WRITTEN REQUEST
Can you copy out the data exactly? Leave the images out.

[Dataset rows]
--- begin ---

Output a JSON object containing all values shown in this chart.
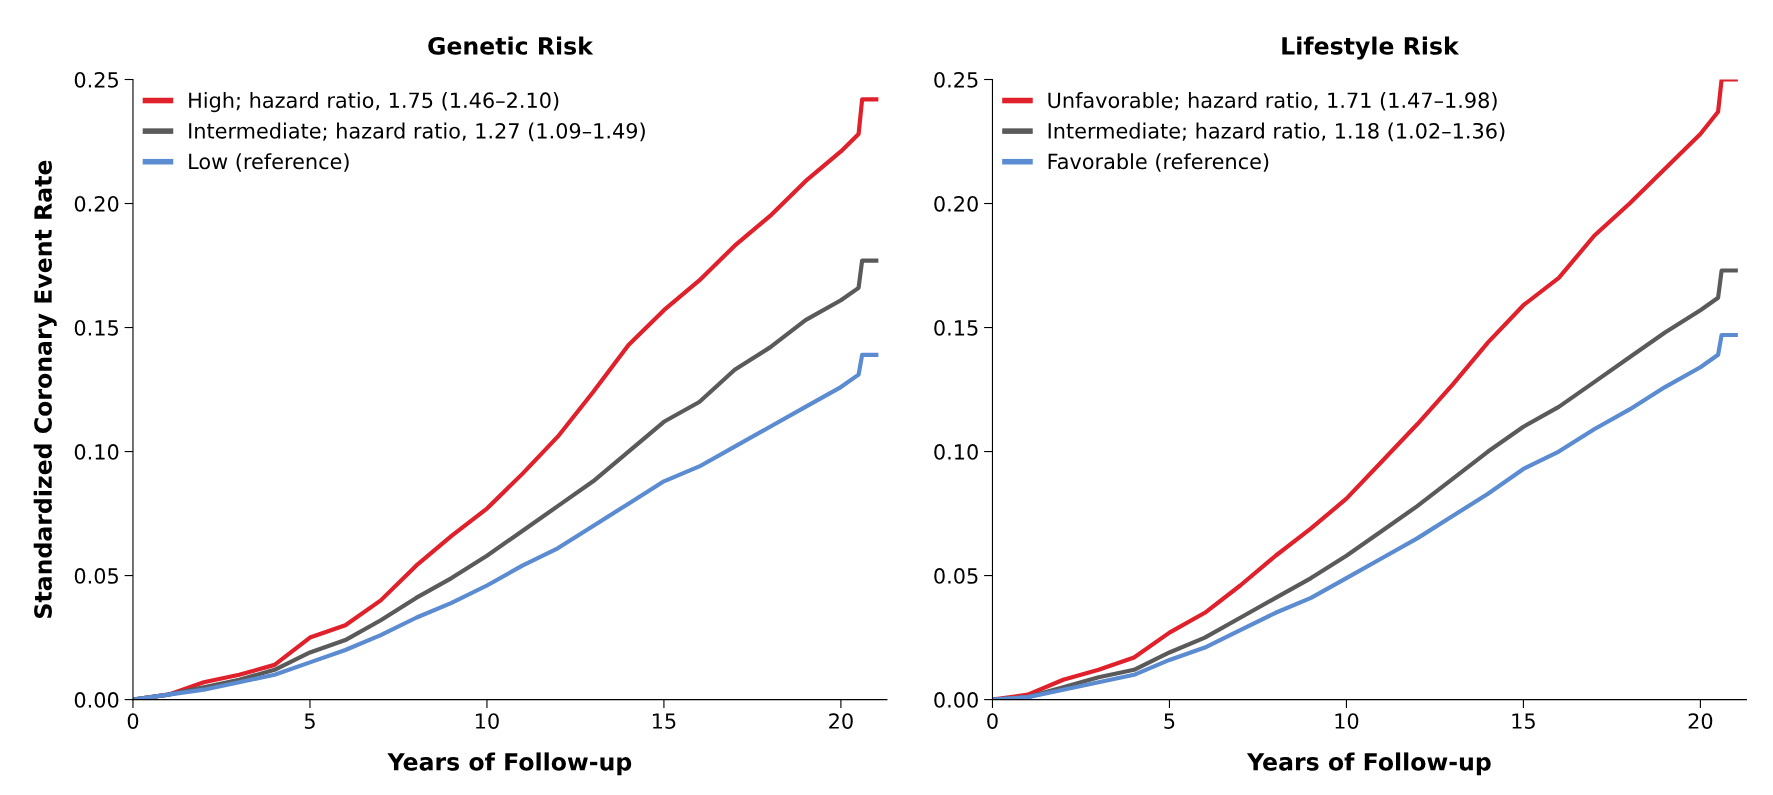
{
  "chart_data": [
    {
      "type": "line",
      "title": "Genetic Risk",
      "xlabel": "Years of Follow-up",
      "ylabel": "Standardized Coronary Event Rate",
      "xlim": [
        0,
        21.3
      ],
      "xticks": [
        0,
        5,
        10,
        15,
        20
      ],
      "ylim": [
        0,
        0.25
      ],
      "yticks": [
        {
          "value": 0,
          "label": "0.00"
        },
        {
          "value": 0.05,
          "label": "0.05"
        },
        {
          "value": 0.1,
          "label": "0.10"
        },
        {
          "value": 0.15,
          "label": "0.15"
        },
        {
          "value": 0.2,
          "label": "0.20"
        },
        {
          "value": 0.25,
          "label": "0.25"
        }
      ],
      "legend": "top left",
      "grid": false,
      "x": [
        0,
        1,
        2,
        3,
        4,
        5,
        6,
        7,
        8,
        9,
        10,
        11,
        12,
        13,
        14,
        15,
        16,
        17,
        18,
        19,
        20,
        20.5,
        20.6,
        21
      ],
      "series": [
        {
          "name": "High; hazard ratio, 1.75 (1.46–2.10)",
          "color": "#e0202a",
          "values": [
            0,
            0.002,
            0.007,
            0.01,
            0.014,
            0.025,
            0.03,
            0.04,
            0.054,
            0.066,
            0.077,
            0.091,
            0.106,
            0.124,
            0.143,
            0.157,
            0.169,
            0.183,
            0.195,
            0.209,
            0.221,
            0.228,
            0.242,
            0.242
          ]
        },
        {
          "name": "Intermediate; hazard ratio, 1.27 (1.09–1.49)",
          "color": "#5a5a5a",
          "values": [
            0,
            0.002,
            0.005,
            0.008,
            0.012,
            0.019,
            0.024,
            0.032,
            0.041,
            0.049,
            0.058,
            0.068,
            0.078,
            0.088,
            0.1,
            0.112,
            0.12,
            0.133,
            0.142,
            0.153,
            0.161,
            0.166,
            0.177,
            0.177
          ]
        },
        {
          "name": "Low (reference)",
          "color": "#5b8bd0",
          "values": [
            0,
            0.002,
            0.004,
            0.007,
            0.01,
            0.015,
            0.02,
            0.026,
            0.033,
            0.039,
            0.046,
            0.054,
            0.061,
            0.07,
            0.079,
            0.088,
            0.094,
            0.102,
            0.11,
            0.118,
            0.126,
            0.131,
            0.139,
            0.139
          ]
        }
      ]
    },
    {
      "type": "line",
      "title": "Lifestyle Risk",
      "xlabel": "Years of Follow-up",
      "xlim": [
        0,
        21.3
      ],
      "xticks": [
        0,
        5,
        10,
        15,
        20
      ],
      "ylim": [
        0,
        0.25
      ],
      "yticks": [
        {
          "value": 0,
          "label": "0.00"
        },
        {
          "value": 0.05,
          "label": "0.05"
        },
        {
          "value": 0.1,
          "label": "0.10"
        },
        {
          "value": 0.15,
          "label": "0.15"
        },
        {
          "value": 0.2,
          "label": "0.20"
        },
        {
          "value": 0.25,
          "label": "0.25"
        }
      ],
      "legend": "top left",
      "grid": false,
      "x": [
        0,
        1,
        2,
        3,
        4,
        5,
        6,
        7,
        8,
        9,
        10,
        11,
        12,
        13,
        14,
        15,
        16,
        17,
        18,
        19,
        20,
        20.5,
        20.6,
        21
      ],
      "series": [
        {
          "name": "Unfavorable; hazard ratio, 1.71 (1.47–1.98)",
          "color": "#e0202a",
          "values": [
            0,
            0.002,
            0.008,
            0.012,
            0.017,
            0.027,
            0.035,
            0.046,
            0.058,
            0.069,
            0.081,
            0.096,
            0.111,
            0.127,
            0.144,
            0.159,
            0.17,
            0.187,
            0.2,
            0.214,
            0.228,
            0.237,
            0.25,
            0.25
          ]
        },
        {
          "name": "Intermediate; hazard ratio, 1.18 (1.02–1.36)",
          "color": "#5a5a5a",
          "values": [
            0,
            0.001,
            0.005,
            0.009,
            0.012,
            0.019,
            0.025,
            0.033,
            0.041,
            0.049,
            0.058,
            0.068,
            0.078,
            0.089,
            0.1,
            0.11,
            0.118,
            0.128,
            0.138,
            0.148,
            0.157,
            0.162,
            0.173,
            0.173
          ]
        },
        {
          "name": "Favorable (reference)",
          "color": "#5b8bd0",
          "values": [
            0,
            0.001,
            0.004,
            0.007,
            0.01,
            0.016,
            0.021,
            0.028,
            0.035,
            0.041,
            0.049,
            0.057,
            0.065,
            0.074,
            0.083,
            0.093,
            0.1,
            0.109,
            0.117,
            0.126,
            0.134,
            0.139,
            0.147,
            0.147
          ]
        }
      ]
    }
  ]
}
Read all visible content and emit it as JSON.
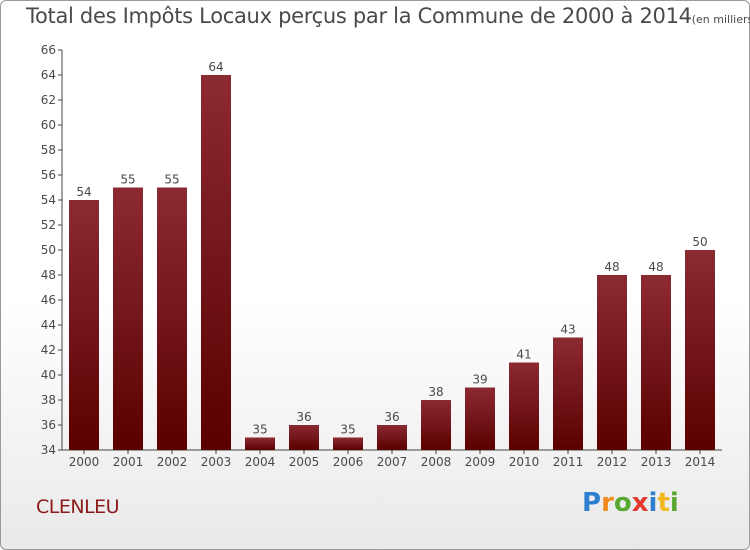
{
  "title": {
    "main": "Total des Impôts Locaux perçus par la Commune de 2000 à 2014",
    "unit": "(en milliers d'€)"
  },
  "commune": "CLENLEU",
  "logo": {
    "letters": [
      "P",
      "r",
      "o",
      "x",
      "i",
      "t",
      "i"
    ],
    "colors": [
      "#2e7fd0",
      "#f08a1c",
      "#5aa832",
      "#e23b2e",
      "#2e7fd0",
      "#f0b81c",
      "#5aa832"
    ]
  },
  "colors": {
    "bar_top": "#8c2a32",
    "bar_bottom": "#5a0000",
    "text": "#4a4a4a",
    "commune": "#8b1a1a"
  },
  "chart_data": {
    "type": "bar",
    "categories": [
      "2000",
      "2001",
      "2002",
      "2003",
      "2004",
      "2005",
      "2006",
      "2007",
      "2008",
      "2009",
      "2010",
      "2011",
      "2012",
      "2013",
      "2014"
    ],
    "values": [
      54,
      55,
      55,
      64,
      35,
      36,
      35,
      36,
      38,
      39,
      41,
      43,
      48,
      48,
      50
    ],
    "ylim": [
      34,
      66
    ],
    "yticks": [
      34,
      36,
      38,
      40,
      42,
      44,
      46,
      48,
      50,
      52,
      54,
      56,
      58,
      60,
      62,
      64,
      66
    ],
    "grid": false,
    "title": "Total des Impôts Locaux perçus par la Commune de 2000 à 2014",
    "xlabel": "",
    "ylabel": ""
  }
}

--- end ---

SOLUTION TO THE EXERCISE
Output a JSON object containing all values shown in this chart.
{
  "chart_data": [
    {
      "type": "line",
      "title": "Genetic Risk",
      "xlabel": "Years of Follow-up",
      "ylabel": "Standardized Coronary Event Rate",
      "xlim": [
        0,
        21.3
      ],
      "xticks": [
        0,
        5,
        10,
        15,
        20
      ],
      "ylim": [
        0,
        0.25
      ],
      "yticks": [
        {
          "value": 0,
          "label": "0.00"
        },
        {
          "value": 0.05,
          "label": "0.05"
        },
        {
          "value": 0.1,
          "label": "0.10"
        },
        {
          "value": 0.15,
          "label": "0.15"
        },
        {
          "value": 0.2,
          "label": "0.20"
        },
        {
          "value": 0.25,
          "label": "0.25"
        }
      ],
      "legend": "top left",
      "grid": false,
      "x": [
        0,
        1,
        2,
        3,
        4,
        5,
        6,
        7,
        8,
        9,
        10,
        11,
        12,
        13,
        14,
        15,
        16,
        17,
        18,
        19,
        20,
        20.5,
        20.6,
        21
      ],
      "series": [
        {
          "name": "High; hazard ratio, 1.75 (1.46–2.10)",
          "color": "#e0202a",
          "values": [
            0,
            0.002,
            0.007,
            0.01,
            0.014,
            0.025,
            0.03,
            0.04,
            0.054,
            0.066,
            0.077,
            0.091,
            0.106,
            0.124,
            0.143,
            0.157,
            0.169,
            0.183,
            0.195,
            0.209,
            0.221,
            0.228,
            0.242,
            0.242
          ]
        },
        {
          "name": "Intermediate; hazard ratio, 1.27 (1.09–1.49)",
          "color": "#5a5a5a",
          "values": [
            0,
            0.002,
            0.005,
            0.008,
            0.012,
            0.019,
            0.024,
            0.032,
            0.041,
            0.049,
            0.058,
            0.068,
            0.078,
            0.088,
            0.1,
            0.112,
            0.12,
            0.133,
            0.142,
            0.153,
            0.161,
            0.166,
            0.177,
            0.177
          ]
        },
        {
          "name": "Low (reference)",
          "color": "#5b8bd0",
          "values": [
            0,
            0.002,
            0.004,
            0.007,
            0.01,
            0.015,
            0.02,
            0.026,
            0.033,
            0.039,
            0.046,
            0.054,
            0.061,
            0.07,
            0.079,
            0.088,
            0.094,
            0.102,
            0.11,
            0.118,
            0.126,
            0.131,
            0.139,
            0.139
          ]
        }
      ]
    },
    {
      "type": "line",
      "title": "Lifestyle Risk",
      "xlabel": "Years of Follow-up",
      "xlim": [
        0,
        21.3
      ],
      "xticks": [
        0,
        5,
        10,
        15,
        20
      ],
      "ylim": [
        0,
        0.25
      ],
      "yticks": [
        {
          "value": 0,
          "label": "0.00"
        },
        {
          "value": 0.05,
          "label": "0.05"
        },
        {
          "value": 0.1,
          "label": "0.10"
        },
        {
          "value": 0.15,
          "label": "0.15"
        },
        {
          "value": 0.2,
          "label": "0.20"
        },
        {
          "value": 0.25,
          "label": "0.25"
        }
      ],
      "legend": "top left",
      "grid": false,
      "x": [
        0,
        1,
        2,
        3,
        4,
        5,
        6,
        7,
        8,
        9,
        10,
        11,
        12,
        13,
        14,
        15,
        16,
        17,
        18,
        19,
        20,
        20.5,
        20.6,
        21
      ],
      "series": [
        {
          "name": "Unfavorable; hazard ratio, 1.71 (1.47–1.98)",
          "color": "#e0202a",
          "values": [
            0,
            0.002,
            0.008,
            0.012,
            0.017,
            0.027,
            0.035,
            0.046,
            0.058,
            0.069,
            0.081,
            0.096,
            0.111,
            0.127,
            0.144,
            0.159,
            0.17,
            0.187,
            0.2,
            0.214,
            0.228,
            0.237,
            0.25,
            0.25
          ]
        },
        {
          "name": "Intermediate; hazard ratio, 1.18 (1.02–1.36)",
          "color": "#5a5a5a",
          "values": [
            0,
            0.001,
            0.005,
            0.009,
            0.012,
            0.019,
            0.025,
            0.033,
            0.041,
            0.049,
            0.058,
            0.068,
            0.078,
            0.089,
            0.1,
            0.11,
            0.118,
            0.128,
            0.138,
            0.148,
            0.157,
            0.162,
            0.173,
            0.173
          ]
        },
        {
          "name": "Favorable (reference)",
          "color": "#5b8bd0",
          "values": [
            0,
            0.001,
            0.004,
            0.007,
            0.01,
            0.016,
            0.021,
            0.028,
            0.035,
            0.041,
            0.049,
            0.057,
            0.065,
            0.074,
            0.083,
            0.093,
            0.1,
            0.109,
            0.117,
            0.126,
            0.134,
            0.139,
            0.147,
            0.147
          ]
        }
      ]
    }
  ]
}
Read all visible content and emit it as JSON.
{
  "title": {
    "main": "Total des Impôts Locaux perçus par la Commune de 2000 à 2014",
    "unit": "(en milliers d'€)"
  },
  "commune": "CLENLEU",
  "logo": {
    "letters": [
      "P",
      "r",
      "o",
      "x",
      "i",
      "t",
      "i"
    ],
    "colors": [
      "#2e7fd0",
      "#f08a1c",
      "#5aa832",
      "#e23b2e",
      "#2e7fd0",
      "#f0b81c",
      "#5aa832"
    ]
  },
  "colors": {
    "bar_top": "#8c2a32",
    "bar_bottom": "#5a0000",
    "text": "#4a4a4a",
    "commune": "#8b1a1a"
  },
  "chart_data": {
    "type": "bar",
    "categories": [
      "2000",
      "2001",
      "2002",
      "2003",
      "2004",
      "2005",
      "2006",
      "2007",
      "2008",
      "2009",
      "2010",
      "2011",
      "2012",
      "2013",
      "2014"
    ],
    "values": [
      54,
      55,
      55,
      64,
      35,
      36,
      35,
      36,
      38,
      39,
      41,
      43,
      48,
      48,
      50
    ],
    "ylim": [
      34,
      66
    ],
    "yticks": [
      34,
      36,
      38,
      40,
      42,
      44,
      46,
      48,
      50,
      52,
      54,
      56,
      58,
      60,
      62,
      64,
      66
    ],
    "grid": false,
    "title": "Total des Impôts Locaux perçus par la Commune de 2000 à 2014",
    "xlabel": "",
    "ylabel": ""
  }
}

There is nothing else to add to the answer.